>> BEGIN Listing

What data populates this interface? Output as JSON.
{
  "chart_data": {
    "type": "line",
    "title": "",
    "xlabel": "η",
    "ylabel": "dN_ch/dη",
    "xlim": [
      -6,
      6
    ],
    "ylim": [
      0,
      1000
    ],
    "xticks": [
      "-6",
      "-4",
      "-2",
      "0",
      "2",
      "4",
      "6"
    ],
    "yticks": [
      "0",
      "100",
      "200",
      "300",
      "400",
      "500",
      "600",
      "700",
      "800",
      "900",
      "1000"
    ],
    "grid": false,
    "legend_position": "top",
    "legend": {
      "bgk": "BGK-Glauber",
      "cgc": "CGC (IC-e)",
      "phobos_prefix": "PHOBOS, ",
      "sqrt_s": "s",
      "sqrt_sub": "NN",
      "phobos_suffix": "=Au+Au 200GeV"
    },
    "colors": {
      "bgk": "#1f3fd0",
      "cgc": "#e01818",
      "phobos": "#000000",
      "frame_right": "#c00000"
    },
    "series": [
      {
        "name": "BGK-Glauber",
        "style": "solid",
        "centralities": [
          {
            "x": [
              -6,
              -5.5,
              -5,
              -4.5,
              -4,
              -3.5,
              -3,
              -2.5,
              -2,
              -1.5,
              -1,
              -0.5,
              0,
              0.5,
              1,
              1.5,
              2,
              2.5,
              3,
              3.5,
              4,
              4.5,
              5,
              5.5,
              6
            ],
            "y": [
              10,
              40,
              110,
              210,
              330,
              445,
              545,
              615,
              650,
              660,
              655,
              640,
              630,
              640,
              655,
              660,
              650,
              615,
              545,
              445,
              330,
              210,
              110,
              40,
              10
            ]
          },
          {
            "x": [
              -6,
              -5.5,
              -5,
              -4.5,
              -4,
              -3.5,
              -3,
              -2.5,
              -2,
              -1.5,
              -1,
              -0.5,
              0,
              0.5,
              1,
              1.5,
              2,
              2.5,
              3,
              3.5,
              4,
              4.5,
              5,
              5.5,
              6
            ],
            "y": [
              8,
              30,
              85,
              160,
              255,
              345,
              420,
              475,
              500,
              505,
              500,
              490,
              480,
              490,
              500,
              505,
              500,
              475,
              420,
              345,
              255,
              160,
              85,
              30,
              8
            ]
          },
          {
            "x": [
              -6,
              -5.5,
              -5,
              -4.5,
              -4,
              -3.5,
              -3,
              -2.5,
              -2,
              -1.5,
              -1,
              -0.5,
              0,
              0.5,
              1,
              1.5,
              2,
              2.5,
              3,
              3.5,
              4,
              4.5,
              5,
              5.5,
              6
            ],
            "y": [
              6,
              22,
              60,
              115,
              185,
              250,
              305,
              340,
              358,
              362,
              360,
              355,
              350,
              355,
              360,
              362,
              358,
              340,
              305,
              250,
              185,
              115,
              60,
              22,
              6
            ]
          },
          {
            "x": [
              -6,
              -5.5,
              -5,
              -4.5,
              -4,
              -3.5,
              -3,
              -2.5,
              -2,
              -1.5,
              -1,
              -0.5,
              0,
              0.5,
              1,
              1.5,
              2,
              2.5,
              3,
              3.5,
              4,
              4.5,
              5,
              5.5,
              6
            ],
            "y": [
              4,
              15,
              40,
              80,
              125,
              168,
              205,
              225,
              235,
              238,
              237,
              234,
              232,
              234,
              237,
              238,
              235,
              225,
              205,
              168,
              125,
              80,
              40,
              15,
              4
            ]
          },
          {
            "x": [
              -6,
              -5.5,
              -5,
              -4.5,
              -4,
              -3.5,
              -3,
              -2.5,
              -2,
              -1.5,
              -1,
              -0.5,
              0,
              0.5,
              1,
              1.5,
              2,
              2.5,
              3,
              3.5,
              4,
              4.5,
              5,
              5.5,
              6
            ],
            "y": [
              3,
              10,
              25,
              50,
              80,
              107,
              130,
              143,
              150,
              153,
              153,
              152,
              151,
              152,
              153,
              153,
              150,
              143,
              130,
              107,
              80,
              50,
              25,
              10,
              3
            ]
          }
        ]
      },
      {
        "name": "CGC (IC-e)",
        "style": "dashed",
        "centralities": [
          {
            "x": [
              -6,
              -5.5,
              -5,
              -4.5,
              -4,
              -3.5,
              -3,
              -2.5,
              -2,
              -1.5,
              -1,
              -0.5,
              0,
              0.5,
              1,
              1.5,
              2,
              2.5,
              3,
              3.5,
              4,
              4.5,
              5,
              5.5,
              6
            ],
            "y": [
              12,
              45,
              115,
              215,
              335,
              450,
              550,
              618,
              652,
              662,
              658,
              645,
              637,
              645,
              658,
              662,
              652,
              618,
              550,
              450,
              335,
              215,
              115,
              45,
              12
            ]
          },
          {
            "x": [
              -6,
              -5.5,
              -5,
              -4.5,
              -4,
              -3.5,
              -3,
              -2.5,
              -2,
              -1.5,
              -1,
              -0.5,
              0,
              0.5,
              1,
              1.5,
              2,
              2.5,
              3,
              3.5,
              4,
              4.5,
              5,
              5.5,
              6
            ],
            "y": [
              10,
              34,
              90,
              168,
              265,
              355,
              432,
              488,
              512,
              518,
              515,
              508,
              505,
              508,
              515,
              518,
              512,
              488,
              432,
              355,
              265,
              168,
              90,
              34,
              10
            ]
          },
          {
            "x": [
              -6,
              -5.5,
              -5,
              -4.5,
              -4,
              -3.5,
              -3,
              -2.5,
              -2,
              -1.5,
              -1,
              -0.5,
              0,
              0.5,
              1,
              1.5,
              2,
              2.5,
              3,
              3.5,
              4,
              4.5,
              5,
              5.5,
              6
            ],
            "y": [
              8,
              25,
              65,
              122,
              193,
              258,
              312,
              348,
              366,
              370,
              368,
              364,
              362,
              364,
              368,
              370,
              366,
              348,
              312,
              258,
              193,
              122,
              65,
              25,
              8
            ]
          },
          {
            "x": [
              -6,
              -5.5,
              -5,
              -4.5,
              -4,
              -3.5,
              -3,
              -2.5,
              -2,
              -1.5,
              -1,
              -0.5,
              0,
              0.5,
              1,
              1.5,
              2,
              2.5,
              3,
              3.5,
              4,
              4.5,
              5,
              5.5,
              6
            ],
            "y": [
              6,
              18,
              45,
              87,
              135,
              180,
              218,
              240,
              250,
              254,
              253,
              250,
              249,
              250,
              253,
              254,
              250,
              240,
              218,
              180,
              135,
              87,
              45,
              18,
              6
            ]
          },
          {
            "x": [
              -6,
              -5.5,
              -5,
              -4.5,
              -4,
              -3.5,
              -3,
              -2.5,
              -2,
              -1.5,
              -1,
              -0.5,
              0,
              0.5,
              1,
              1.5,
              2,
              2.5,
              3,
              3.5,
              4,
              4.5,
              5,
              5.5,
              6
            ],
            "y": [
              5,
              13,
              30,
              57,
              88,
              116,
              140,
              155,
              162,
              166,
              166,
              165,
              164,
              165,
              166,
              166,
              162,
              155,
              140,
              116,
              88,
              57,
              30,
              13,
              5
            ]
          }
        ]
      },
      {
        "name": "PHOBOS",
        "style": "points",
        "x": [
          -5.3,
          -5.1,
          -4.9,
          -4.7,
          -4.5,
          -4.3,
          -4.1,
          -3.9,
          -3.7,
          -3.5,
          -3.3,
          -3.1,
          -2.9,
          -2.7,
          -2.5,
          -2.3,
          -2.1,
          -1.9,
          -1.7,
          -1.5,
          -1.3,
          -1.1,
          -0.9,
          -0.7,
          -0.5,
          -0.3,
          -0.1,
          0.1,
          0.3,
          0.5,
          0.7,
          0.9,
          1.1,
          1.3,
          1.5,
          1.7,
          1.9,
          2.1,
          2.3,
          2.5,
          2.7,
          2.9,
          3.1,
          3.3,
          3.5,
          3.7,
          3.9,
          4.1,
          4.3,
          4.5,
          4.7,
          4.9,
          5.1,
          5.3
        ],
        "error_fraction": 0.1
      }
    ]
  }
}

>> END Listing

**What the exercise asks:** Check the data for the word "name" and pull out the lines that have it.

**Exercise output:**
        "name": "BGK-Glauber",
        "name": "CGC (IC-e)",
        "name": "PHOBOS",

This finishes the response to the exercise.